**WHAT NEEDS TO BE DONE**
Copy all lines below exactly as written. Leave pictures out.

(Stored data entries)
★ ★ ★ ★ ★
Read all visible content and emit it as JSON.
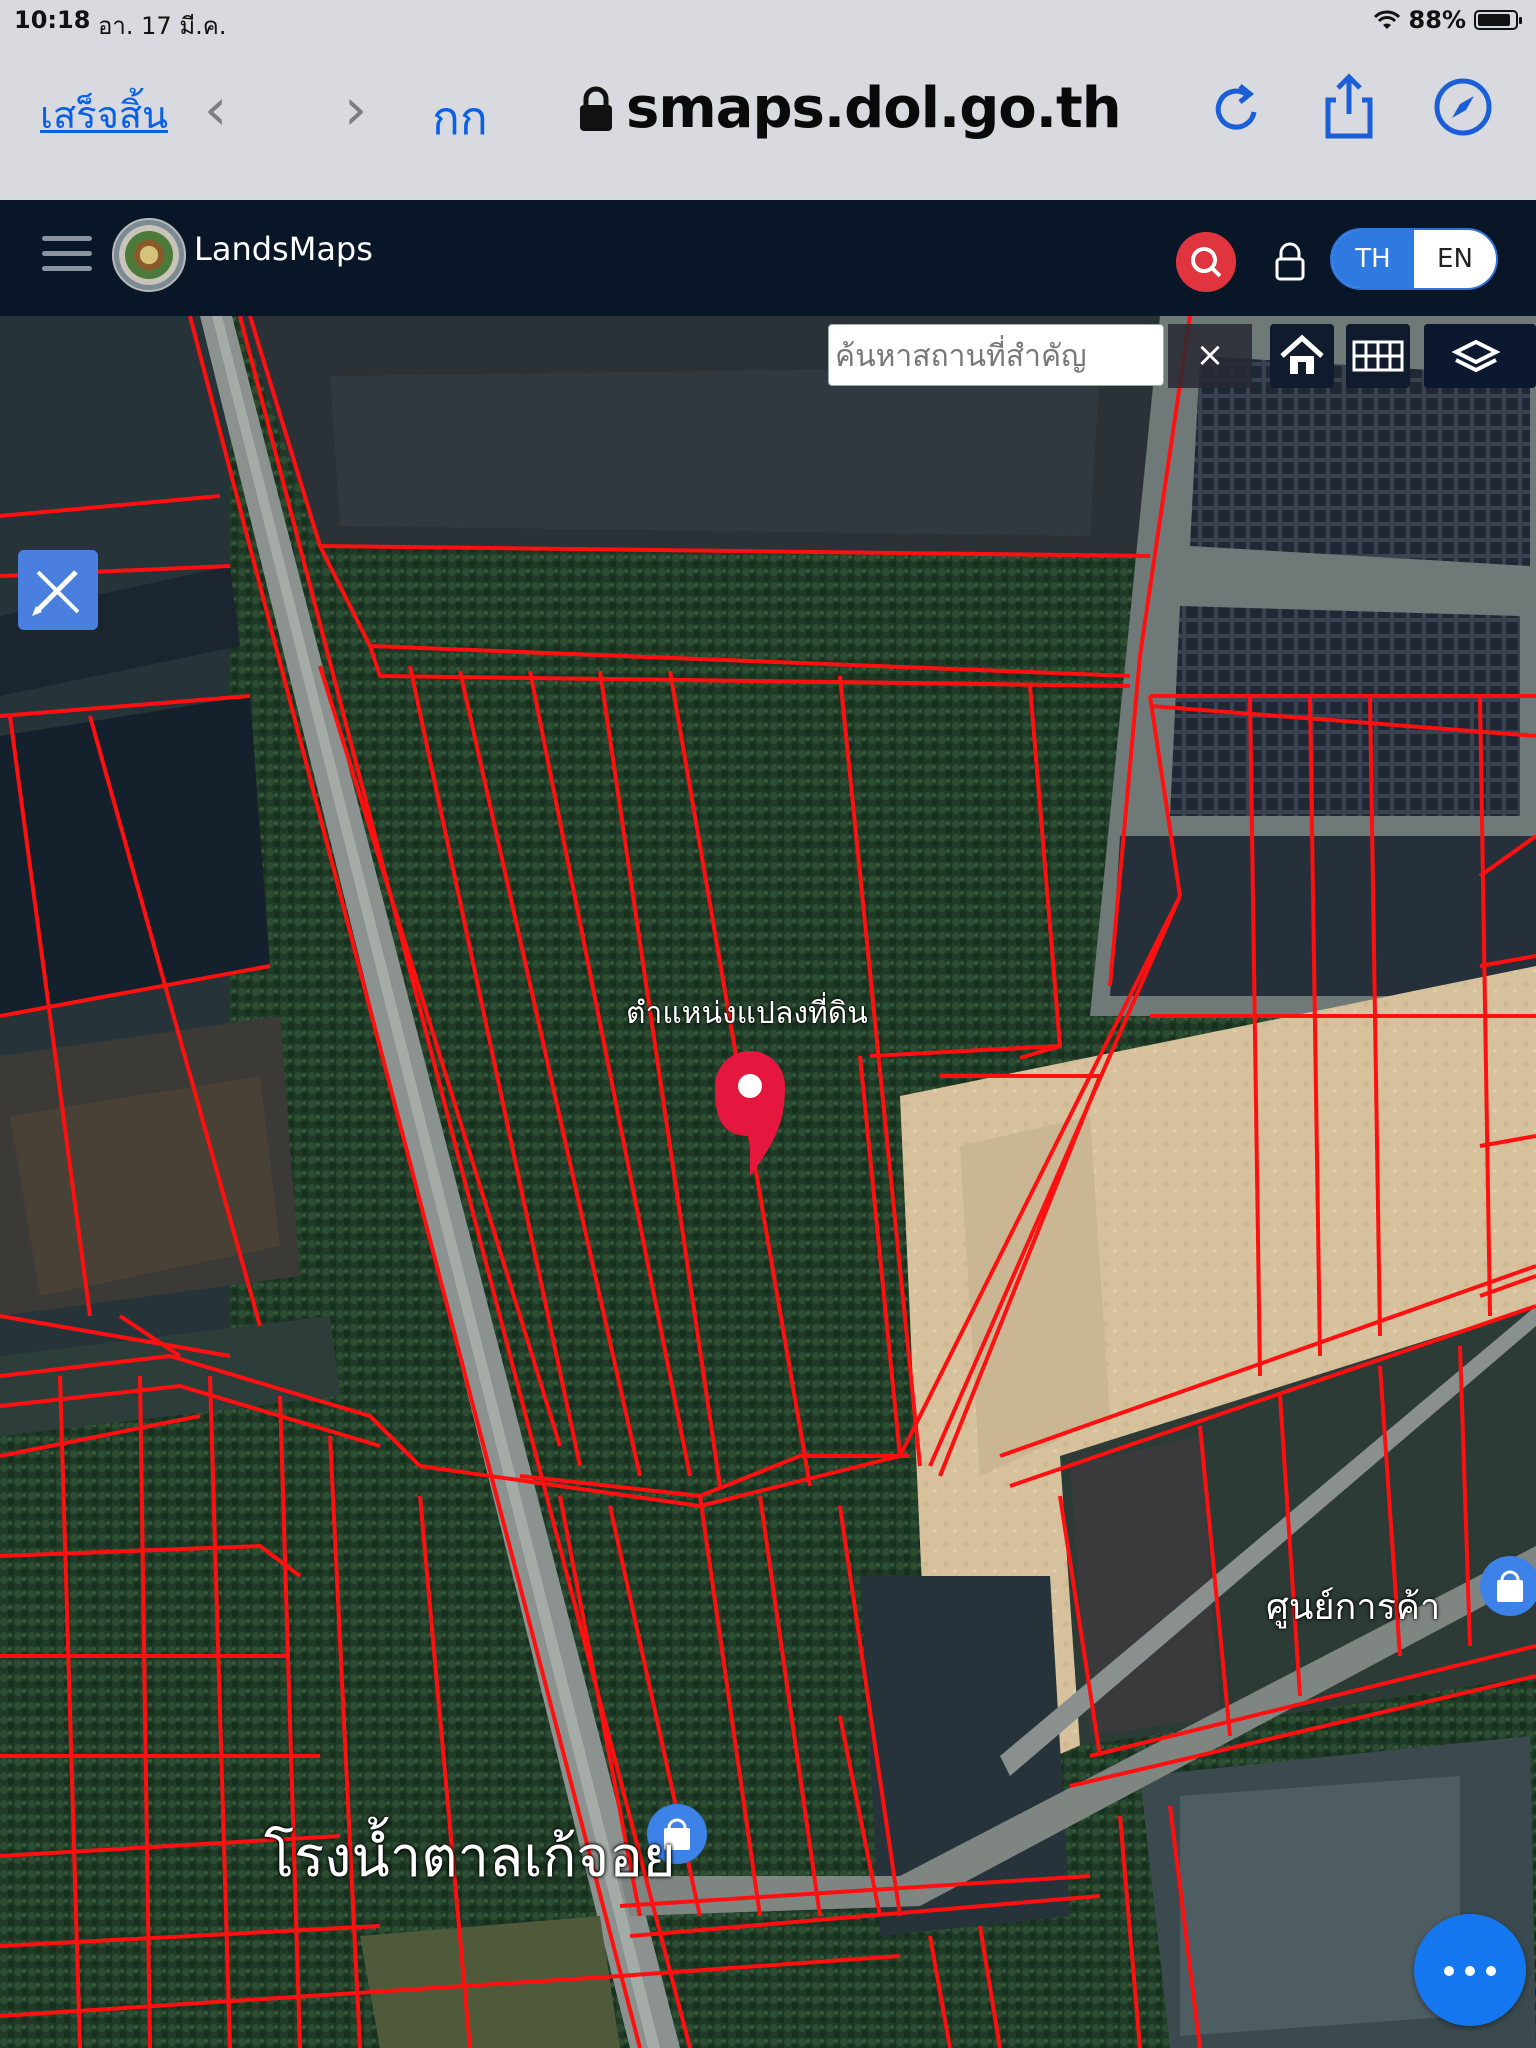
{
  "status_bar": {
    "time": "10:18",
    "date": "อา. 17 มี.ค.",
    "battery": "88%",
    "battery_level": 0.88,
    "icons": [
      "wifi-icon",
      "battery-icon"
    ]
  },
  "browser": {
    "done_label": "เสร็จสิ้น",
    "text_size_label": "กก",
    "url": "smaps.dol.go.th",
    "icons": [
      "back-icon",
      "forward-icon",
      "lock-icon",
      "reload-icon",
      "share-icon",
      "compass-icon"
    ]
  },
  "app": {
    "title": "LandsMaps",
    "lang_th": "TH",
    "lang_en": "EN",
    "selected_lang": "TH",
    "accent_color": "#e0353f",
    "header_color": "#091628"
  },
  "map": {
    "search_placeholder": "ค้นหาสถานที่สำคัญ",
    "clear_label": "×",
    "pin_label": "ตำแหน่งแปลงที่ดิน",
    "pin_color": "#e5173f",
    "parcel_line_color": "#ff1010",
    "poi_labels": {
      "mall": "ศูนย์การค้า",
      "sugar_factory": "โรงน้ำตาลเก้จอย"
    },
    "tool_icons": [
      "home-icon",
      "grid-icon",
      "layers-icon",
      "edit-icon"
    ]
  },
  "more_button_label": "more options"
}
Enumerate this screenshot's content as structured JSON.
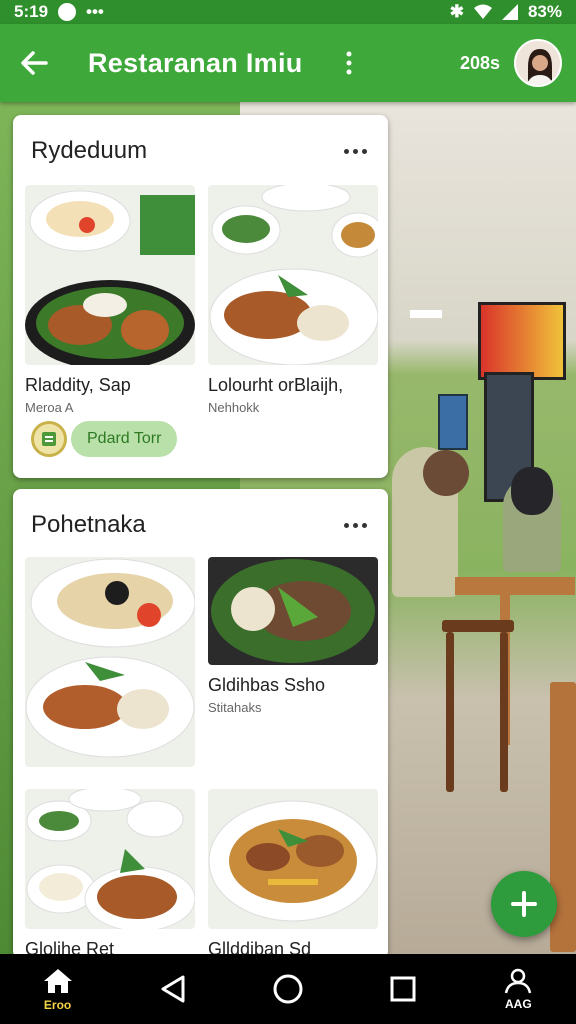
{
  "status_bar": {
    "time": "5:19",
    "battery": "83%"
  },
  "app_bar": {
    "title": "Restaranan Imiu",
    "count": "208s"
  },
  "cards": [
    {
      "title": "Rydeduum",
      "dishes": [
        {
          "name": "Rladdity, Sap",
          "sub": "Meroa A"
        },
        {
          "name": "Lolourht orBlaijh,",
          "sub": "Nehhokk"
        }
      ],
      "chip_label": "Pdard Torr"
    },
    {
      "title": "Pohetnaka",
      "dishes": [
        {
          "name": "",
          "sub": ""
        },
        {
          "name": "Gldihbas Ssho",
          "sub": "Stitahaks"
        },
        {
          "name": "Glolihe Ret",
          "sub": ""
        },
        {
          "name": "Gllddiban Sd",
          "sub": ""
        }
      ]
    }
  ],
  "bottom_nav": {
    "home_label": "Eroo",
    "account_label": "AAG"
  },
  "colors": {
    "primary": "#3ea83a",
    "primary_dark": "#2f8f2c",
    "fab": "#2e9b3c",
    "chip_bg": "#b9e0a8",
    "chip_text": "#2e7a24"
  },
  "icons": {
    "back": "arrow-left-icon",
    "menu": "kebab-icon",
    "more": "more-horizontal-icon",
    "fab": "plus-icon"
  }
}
★ ★ ★ ★ ★
**FINAL RESULT**
Read all visible content and emit it as JSON.
{
  "status_bar": {
    "time": "10:18",
    "date": "อา. 17 มี.ค.",
    "battery": "88%",
    "battery_level": 0.88,
    "icons": [
      "wifi-icon",
      "battery-icon"
    ]
  },
  "browser": {
    "done_label": "เสร็จสิ้น",
    "text_size_label": "กก",
    "url": "smaps.dol.go.th",
    "icons": [
      "back-icon",
      "forward-icon",
      "lock-icon",
      "reload-icon",
      "share-icon",
      "compass-icon"
    ]
  },
  "app": {
    "title": "LandsMaps",
    "lang_th": "TH",
    "lang_en": "EN",
    "selected_lang": "TH",
    "accent_color": "#e0353f",
    "header_color": "#091628"
  },
  "map": {
    "search_placeholder": "ค้นหาสถานที่สำคัญ",
    "clear_label": "×",
    "pin_label": "ตำแหน่งแปลงที่ดิน",
    "pin_color": "#e5173f",
    "parcel_line_color": "#ff1010",
    "poi_labels": {
      "mall": "ศูนย์การค้า",
      "sugar_factory": "โรงน้ำตาลเก้จอย"
    },
    "tool_icons": [
      "home-icon",
      "grid-icon",
      "layers-icon",
      "edit-icon"
    ]
  },
  "more_button_label": "more options"
}
Enumerate this screenshot's content as structured JSON.
{
  "status_bar": {
    "time": "5:19",
    "battery": "83%"
  },
  "app_bar": {
    "title": "Restaranan Imiu",
    "count": "208s"
  },
  "cards": [
    {
      "title": "Rydeduum",
      "dishes": [
        {
          "name": "Rladdity, Sap",
          "sub": "Meroa A"
        },
        {
          "name": "Lolourht orBlaijh,",
          "sub": "Nehhokk"
        }
      ],
      "chip_label": "Pdard Torr"
    },
    {
      "title": "Pohetnaka",
      "dishes": [
        {
          "name": "",
          "sub": ""
        },
        {
          "name": "Gldihbas Ssho",
          "sub": "Stitahaks"
        },
        {
          "name": "Glolihe Ret",
          "sub": ""
        },
        {
          "name": "Gllddiban Sd",
          "sub": ""
        }
      ]
    }
  ],
  "bottom_nav": {
    "home_label": "Eroo",
    "account_label": "AAG"
  },
  "colors": {
    "primary": "#3ea83a",
    "primary_dark": "#2f8f2c",
    "fab": "#2e9b3c",
    "chip_bg": "#b9e0a8",
    "chip_text": "#2e7a24"
  },
  "icons": {
    "back": "arrow-left-icon",
    "menu": "kebab-icon",
    "more": "more-horizontal-icon",
    "fab": "plus-icon"
  }
}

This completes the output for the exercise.